Saved entries:

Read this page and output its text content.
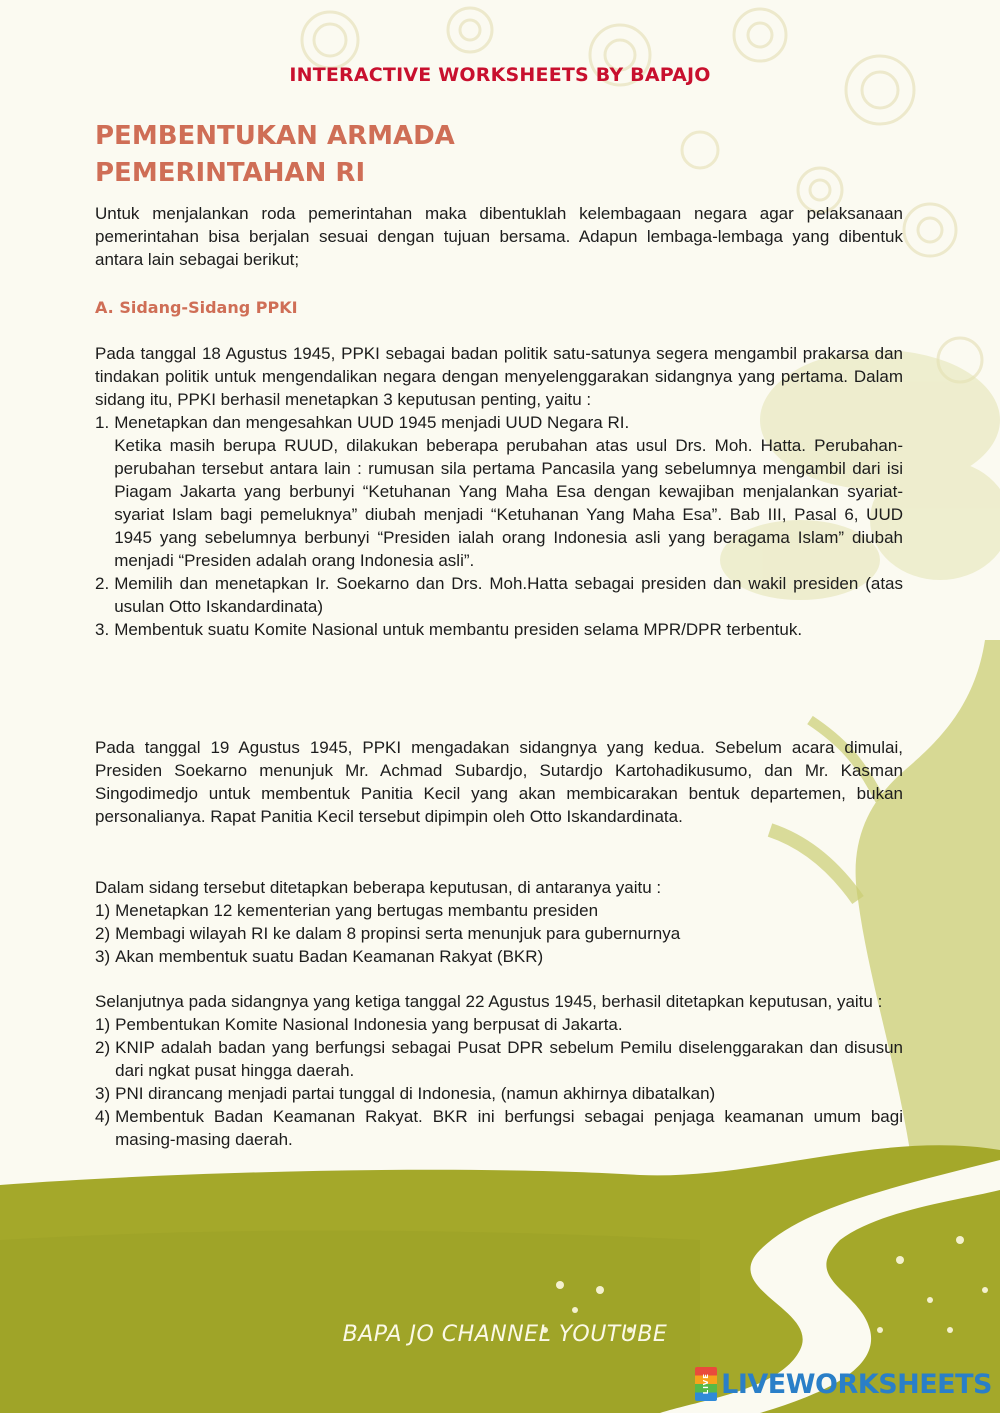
INTERACTIVE WORKSHEETS BY BAPAJO
PEMBENTUKAN ARMADA
PEMERINTAHAN RI

Untuk menjalankan roda pemerintahan maka dibentuklah kelembagaan negara agar pelaksanaan pemerintahan bisa berjalan sesuai dengan tujuan bersama. Adapun lembaga-lembaga yang dibentuk antara lain sebagai berikut;

A. Sidang-Sidang PPKI

Pada tanggal 18 Agustus 1945, PPKI sebagai badan politik satu-satunya segera mengambil prakarsa dan tindakan politik untuk mengendalikan negara dengan menyelenggarakan sidangnya yang pertama. Dalam sidang itu, PPKI berhasil menetapkan 3 keputusan penting, yaitu :

1. Menetapkan dan mengesahkan UUD 1945 menjadi UUD Negara RI.
Ketika masih berupa RUUD, dilakukan beberapa perubahan atas usul Drs. Moh. Hatta. Perubahan-perubahan tersebut antara lain : rumusan sila pertama Pancasila yang sebelumnya mengambil dari isi Piagam Jakarta yang berbunyi “Ketuhanan Yang Maha Esa dengan kewajiban menjalankan syariat-syariat Islam bagi pemeluknya” diubah menjadi “Ketuhanan Yang Maha Esa”. Bab III, Pasal 6, UUD 1945 yang sebelumnya berbunyi “Presiden ialah orang Indonesia asli yang beragama Islam” diubah menjadi “Presiden adalah orang Indonesia asli”.
2. Memilih dan menetapkan Ir. Soekarno dan Drs. Moh.Hatta sebagai presiden dan wakil presiden (atas usulan Otto Iskandardinata)
3. Membentuk suatu Komite Nasional untuk membantu presiden selama MPR/DPR terbentuk.

Pada tanggal 19 Agustus 1945, PPKI mengadakan sidangnya yang kedua. Sebelum acara dimulai, Presiden Soekarno menunjuk Mr. Achmad Subardjo, Sutardjo Kartohadikusumo, dan Mr. Kasman Singodimedjo untuk membentuk Panitia Kecil yang akan membicarakan bentuk departemen, bukan personalianya. Rapat Panitia Kecil tersebut dipimpin oleh Otto Iskandardinata.

Dalam sidang tersebut ditetapkan beberapa keputusan, di antaranya yaitu :

1) Menetapkan 12 kementerian yang bertugas membantu presiden
2) Membagi wilayah RI ke dalam 8 propinsi serta menunjuk para gubernurnya
3) Akan membentuk suatu Badan Keamanan Rakyat (BKR)

Selanjutnya pada sidangnya yang ketiga tanggal 22 Agustus 1945, berhasil ditetapkan keputusan, yaitu :

1) Pembentukan Komite Nasional Indonesia yang berpusat di Jakarta.
2) KNIP adalah badan yang berfungsi sebagai Pusat DPR sebelum Pemilu diselenggarakan dan disusun dari ngkat pusat hingga daerah.
3) PNI dirancang menjadi partai tunggal di Indonesia, (namun akhirnya dibatalkan)
4) Membentuk Badan Keamanan Rakyat. BKR ini berfungsi sebagai penjaga keamanan umum bagi masing-masing daerah.
BAPA JO CHANNEL YOUTUBE
LIVE LIVEWORKSHEETS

* [AIM OF THE TASK]: Pick out all the lines with the word "berfungsi" in them and copy them.

* [WRITTEN ANSWER]:
2) KNIP adalah badan yang berfungsi sebagai Pusat DPR sebelum Pemilu diselenggarakan dan disusun dari ngkat pusat hingga daerah.
4) Membentuk Badan Keamanan Rakyat. BKR ini berfungsi sebagai penjaga keamanan umum bagi masing-masing daerah.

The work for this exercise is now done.